What you have to do
List all the lines in these records that hold "AUPR".
++++++++++
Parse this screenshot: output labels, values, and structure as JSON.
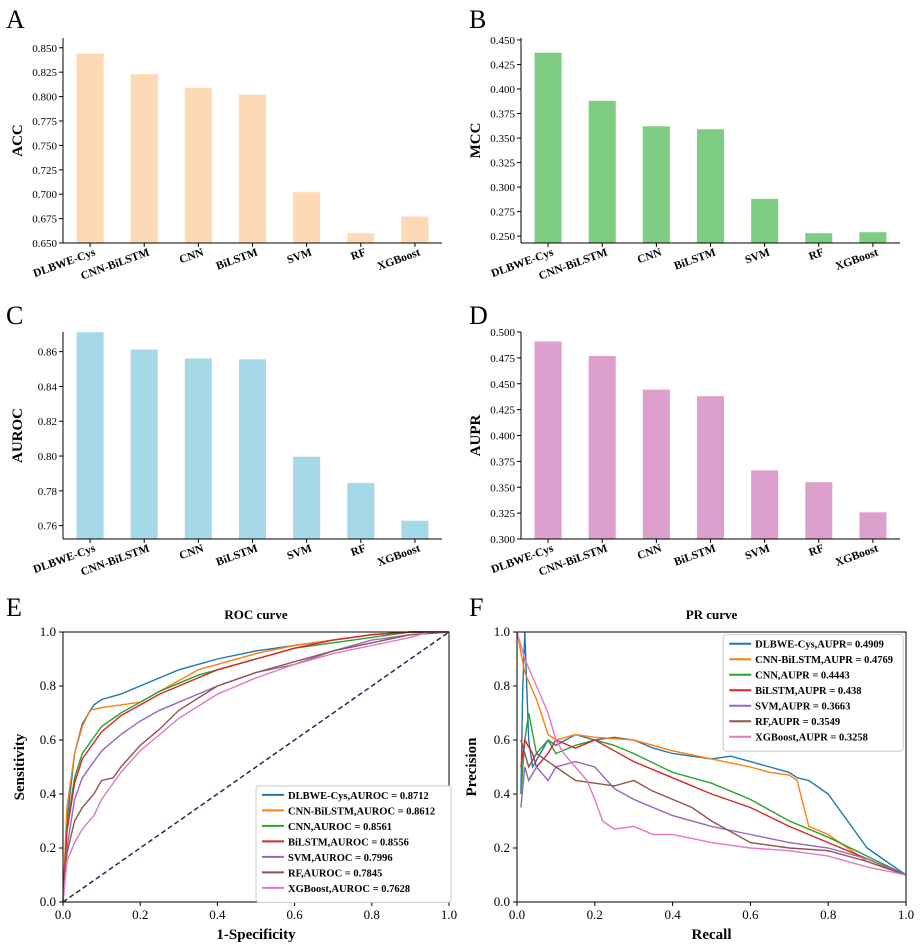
{
  "chart_data": [
    {
      "panel": "A",
      "type": "bar",
      "ylabel": "ACC",
      "color": "#fdd9b5",
      "categories": [
        "DLBWE-Cys",
        "CNN-BiLSTM",
        "CNN",
        "BiLSTM",
        "SVM",
        "RF",
        "XGBoost"
      ],
      "values": [
        0.844,
        0.823,
        0.809,
        0.802,
        0.702,
        0.66,
        0.677
      ],
      "ylim": [
        0.65,
        0.86
      ],
      "yticks": [
        0.65,
        0.675,
        0.7,
        0.725,
        0.75,
        0.775,
        0.8,
        0.825,
        0.85
      ],
      "ytick_labels": [
        "0.650",
        "0.675",
        "0.700",
        "0.725",
        "0.750",
        "0.775",
        "0.800",
        "0.825",
        "0.850"
      ]
    },
    {
      "panel": "B",
      "type": "bar",
      "ylabel": "MCC",
      "color": "#7fcd83",
      "categories": [
        "DLBWE-Cys",
        "CNN-BiLSTM",
        "CNN",
        "BiLSTM",
        "SVM",
        "RF",
        "XGBoost"
      ],
      "values": [
        0.437,
        0.388,
        0.362,
        0.359,
        0.288,
        0.253,
        0.254
      ],
      "ylim": [
        0.243,
        0.452
      ],
      "yticks": [
        0.25,
        0.275,
        0.3,
        0.325,
        0.35,
        0.375,
        0.4,
        0.425,
        0.45
      ],
      "ytick_labels": [
        "0.250",
        "0.275",
        "0.300",
        "0.325",
        "0.350",
        "0.375",
        "0.400",
        "0.425",
        "0.450"
      ]
    },
    {
      "panel": "C",
      "type": "bar",
      "ylabel": "AUROC",
      "color": "#a6d9e8",
      "categories": [
        "DLBWE-Cys",
        "CNN-BiLSTM",
        "CNN",
        "BiLSTM",
        "SVM",
        "RF",
        "XGBoost"
      ],
      "values": [
        0.8712,
        0.8612,
        0.8561,
        0.8556,
        0.7996,
        0.7845,
        0.7628
      ],
      "ylim": [
        0.7523,
        0.8713
      ],
      "yticks": [
        0.76,
        0.78,
        0.8,
        0.82,
        0.84,
        0.86
      ],
      "ytick_labels": [
        "0.76",
        "0.78",
        "0.80",
        "0.82",
        "0.84",
        "0.86"
      ]
    },
    {
      "panel": "D",
      "type": "bar",
      "ylabel": "AUPR",
      "color": "#dda0cd",
      "categories": [
        "DLBWE-Cys",
        "CNN-BiLSTM",
        "CNN",
        "BiLSTM",
        "SVM",
        "RF",
        "XGBoost"
      ],
      "values": [
        0.4909,
        0.4769,
        0.4443,
        0.438,
        0.3663,
        0.3549,
        0.3258
      ],
      "ylim": [
        0.3,
        0.5
      ],
      "yticks": [
        0.3,
        0.325,
        0.35,
        0.375,
        0.4,
        0.425,
        0.45,
        0.475,
        0.5
      ],
      "ytick_labels": [
        "0.300",
        "0.325",
        "0.350",
        "0.375",
        "0.400",
        "0.425",
        "0.450",
        "0.475",
        "0.500"
      ]
    },
    {
      "panel": "E",
      "type": "line",
      "title": "ROC curve",
      "xlabel": "1-Specificity",
      "ylabel": "Sensitivity",
      "xlim": [
        0,
        1
      ],
      "ylim": [
        0,
        1
      ],
      "ticks": [
        0.0,
        0.2,
        0.4,
        0.6,
        0.8,
        1.0
      ],
      "tick_labels": [
        "0.0",
        "0.2",
        "0.4",
        "0.6",
        "0.8",
        "1.0"
      ],
      "diagonal_color": "#1f2a5a",
      "series": [
        {
          "name": "DLBWE-Cys,AUROC = 0.8712",
          "color": "#1f77b4",
          "x": [
            0,
            0.01,
            0.03,
            0.05,
            0.08,
            0.1,
            0.15,
            0.2,
            0.25,
            0.3,
            0.35,
            0.4,
            0.5,
            0.6,
            0.7,
            0.8,
            0.9,
            1.0
          ],
          "y": [
            0,
            0.3,
            0.55,
            0.66,
            0.73,
            0.75,
            0.77,
            0.8,
            0.83,
            0.86,
            0.88,
            0.9,
            0.93,
            0.95,
            0.97,
            0.99,
            1.0,
            1.0
          ]
        },
        {
          "name": "CNN-BiLSTM,AUROC = 0.8612",
          "color": "#ff7f0e",
          "x": [
            0,
            0.01,
            0.03,
            0.05,
            0.07,
            0.1,
            0.15,
            0.2,
            0.25,
            0.3,
            0.35,
            0.4,
            0.5,
            0.6,
            0.7,
            0.8,
            0.9,
            1.0
          ],
          "y": [
            0,
            0.35,
            0.55,
            0.65,
            0.71,
            0.72,
            0.73,
            0.74,
            0.78,
            0.82,
            0.86,
            0.88,
            0.92,
            0.95,
            0.97,
            0.99,
            1.0,
            1.0
          ]
        },
        {
          "name": "CNN,AUROC = 0.8561",
          "color": "#2ca02c",
          "x": [
            0,
            0.01,
            0.03,
            0.05,
            0.1,
            0.15,
            0.2,
            0.25,
            0.3,
            0.35,
            0.4,
            0.5,
            0.6,
            0.7,
            0.8,
            0.9,
            1.0
          ],
          "y": [
            0,
            0.28,
            0.46,
            0.55,
            0.65,
            0.7,
            0.74,
            0.78,
            0.81,
            0.84,
            0.86,
            0.9,
            0.94,
            0.96,
            0.98,
            1.0,
            1.0
          ]
        },
        {
          "name": "BiLSTM,AUROC = 0.8556",
          "color": "#d62728",
          "x": [
            0,
            0.01,
            0.03,
            0.05,
            0.1,
            0.15,
            0.2,
            0.25,
            0.3,
            0.35,
            0.4,
            0.5,
            0.6,
            0.7,
            0.8,
            0.9,
            1.0
          ],
          "y": [
            0,
            0.26,
            0.44,
            0.53,
            0.63,
            0.69,
            0.73,
            0.77,
            0.8,
            0.83,
            0.86,
            0.9,
            0.94,
            0.97,
            0.99,
            1.0,
            1.0
          ]
        },
        {
          "name": "SVM,AUROC = 0.7996",
          "color": "#9467bd",
          "x": [
            0,
            0.01,
            0.03,
            0.05,
            0.1,
            0.15,
            0.2,
            0.25,
            0.3,
            0.35,
            0.4,
            0.5,
            0.6,
            0.7,
            0.8,
            0.9,
            1.0
          ],
          "y": [
            0,
            0.2,
            0.38,
            0.46,
            0.56,
            0.62,
            0.67,
            0.71,
            0.74,
            0.77,
            0.8,
            0.85,
            0.88,
            0.93,
            0.97,
            0.99,
            1.0
          ]
        },
        {
          "name": "RF,AUROC = 0.7845",
          "color": "#8c564b",
          "x": [
            0,
            0.01,
            0.03,
            0.05,
            0.08,
            0.1,
            0.13,
            0.15,
            0.2,
            0.25,
            0.3,
            0.4,
            0.5,
            0.6,
            0.7,
            0.8,
            0.9,
            1.0
          ],
          "y": [
            0,
            0.18,
            0.3,
            0.35,
            0.4,
            0.45,
            0.46,
            0.5,
            0.58,
            0.64,
            0.71,
            0.8,
            0.85,
            0.89,
            0.93,
            0.96,
            0.99,
            1.0
          ]
        },
        {
          "name": "XGBoost,AUROC = 0.7628",
          "color": "#e377c2",
          "x": [
            0,
            0.01,
            0.03,
            0.05,
            0.08,
            0.1,
            0.15,
            0.2,
            0.25,
            0.3,
            0.4,
            0.5,
            0.6,
            0.7,
            0.8,
            0.9,
            0.95,
            1.0
          ],
          "y": [
            0,
            0.15,
            0.22,
            0.27,
            0.32,
            0.38,
            0.48,
            0.56,
            0.62,
            0.68,
            0.77,
            0.83,
            0.88,
            0.92,
            0.95,
            0.98,
            1.0,
            1.0
          ]
        }
      ]
    },
    {
      "panel": "F",
      "type": "line",
      "title": "PR curve",
      "xlabel": "Recall",
      "ylabel": "Precision",
      "xlim": [
        0,
        1
      ],
      "ylim": [
        0,
        1
      ],
      "ticks": [
        0.0,
        0.2,
        0.4,
        0.6,
        0.8,
        1.0
      ],
      "tick_labels": [
        "0.0",
        "0.2",
        "0.4",
        "0.6",
        "0.8",
        "1.0"
      ],
      "series": [
        {
          "name": "DLBWE-Cys,AUPR= 0.4909",
          "color": "#1f77b4",
          "x": [
            0.01,
            0.015,
            0.02,
            0.03,
            0.04,
            0.06,
            0.08,
            0.1,
            0.15,
            0.2,
            0.25,
            0.3,
            0.35,
            0.4,
            0.5,
            0.55,
            0.6,
            0.65,
            0.7,
            0.72,
            0.75,
            0.8,
            0.85,
            0.9,
            0.95,
            1.0
          ],
          "y": [
            0.4,
            0.8,
            1.0,
            0.6,
            0.5,
            0.55,
            0.6,
            0.58,
            0.62,
            0.6,
            0.61,
            0.6,
            0.57,
            0.55,
            0.53,
            0.54,
            0.52,
            0.5,
            0.48,
            0.46,
            0.45,
            0.4,
            0.3,
            0.2,
            0.15,
            0.1
          ]
        },
        {
          "name": "CNN-BiLSTM,AUPR = 0.4769",
          "color": "#ff7f0e",
          "x": [
            0.0,
            0.02,
            0.05,
            0.08,
            0.1,
            0.15,
            0.2,
            0.3,
            0.4,
            0.5,
            0.6,
            0.65,
            0.7,
            0.72,
            0.75,
            0.8,
            0.85,
            0.9,
            1.0
          ],
          "y": [
            1.0,
            0.85,
            0.75,
            0.62,
            0.6,
            0.62,
            0.61,
            0.6,
            0.56,
            0.53,
            0.5,
            0.48,
            0.47,
            0.45,
            0.28,
            0.25,
            0.2,
            0.15,
            0.1
          ]
        },
        {
          "name": "CNN,AUPR = 0.4443",
          "color": "#2ca02c",
          "x": [
            0.01,
            0.02,
            0.03,
            0.05,
            0.08,
            0.1,
            0.15,
            0.2,
            0.25,
            0.3,
            0.4,
            0.5,
            0.6,
            0.7,
            0.8,
            0.9,
            1.0
          ],
          "y": [
            0.4,
            0.6,
            0.7,
            0.55,
            0.6,
            0.55,
            0.58,
            0.6,
            0.58,
            0.55,
            0.48,
            0.44,
            0.38,
            0.3,
            0.24,
            0.17,
            0.1
          ]
        },
        {
          "name": "BiLSTM,AUPR = 0.438",
          "color": "#d62728",
          "x": [
            0.01,
            0.02,
            0.04,
            0.05,
            0.08,
            0.1,
            0.15,
            0.2,
            0.25,
            0.3,
            0.4,
            0.5,
            0.6,
            0.7,
            0.8,
            0.9,
            1.0
          ],
          "y": [
            0.5,
            0.6,
            0.55,
            0.5,
            0.55,
            0.6,
            0.57,
            0.6,
            0.56,
            0.52,
            0.46,
            0.4,
            0.35,
            0.28,
            0.22,
            0.16,
            0.1
          ]
        },
        {
          "name": "SVM,AUPR = 0.3663",
          "color": "#9467bd",
          "x": [
            0.01,
            0.02,
            0.03,
            0.05,
            0.08,
            0.1,
            0.15,
            0.2,
            0.25,
            0.3,
            0.4,
            0.5,
            0.6,
            0.7,
            0.8,
            0.9,
            1.0
          ],
          "y": [
            0.35,
            0.5,
            0.45,
            0.5,
            0.45,
            0.5,
            0.52,
            0.5,
            0.42,
            0.38,
            0.32,
            0.28,
            0.25,
            0.22,
            0.2,
            0.16,
            0.1
          ]
        },
        {
          "name": "RF,AUPR = 0.3549",
          "color": "#8c564b",
          "x": [
            0.01,
            0.03,
            0.05,
            0.1,
            0.15,
            0.2,
            0.25,
            0.3,
            0.35,
            0.4,
            0.45,
            0.5,
            0.6,
            0.7,
            0.8,
            0.9,
            1.0
          ],
          "y": [
            0.6,
            0.5,
            0.55,
            0.5,
            0.45,
            0.44,
            0.43,
            0.45,
            0.41,
            0.38,
            0.35,
            0.3,
            0.22,
            0.2,
            0.19,
            0.15,
            0.1
          ]
        },
        {
          "name": "XGBoost,AUPR = 0.3258",
          "color": "#e377c2",
          "x": [
            0.0,
            0.02,
            0.05,
            0.08,
            0.1,
            0.12,
            0.15,
            0.18,
            0.2,
            0.22,
            0.25,
            0.3,
            0.35,
            0.4,
            0.5,
            0.6,
            0.7,
            0.8,
            0.9,
            1.0
          ],
          "y": [
            1.0,
            0.9,
            0.8,
            0.7,
            0.6,
            0.55,
            0.5,
            0.45,
            0.38,
            0.3,
            0.27,
            0.28,
            0.25,
            0.25,
            0.22,
            0.2,
            0.19,
            0.17,
            0.13,
            0.1
          ]
        }
      ]
    }
  ],
  "panel_letters": [
    "A",
    "B",
    "C",
    "D",
    "E",
    "F"
  ]
}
++++++++++
Answer below
      "ylabel": "AUPR",
          "name": "DLBWE-Cys,AUPR= 0.4909",
          "name": "CNN-BiLSTM,AUPR = 0.4769",
          "name": "CNN,AUPR = 0.4443",
          "name": "BiLSTM,AUPR = 0.438",
          "name": "SVM,AUPR = 0.3663",
          "name": "RF,AUPR = 0.3549",
          "name": "XGBoost,AUPR = 0.3258",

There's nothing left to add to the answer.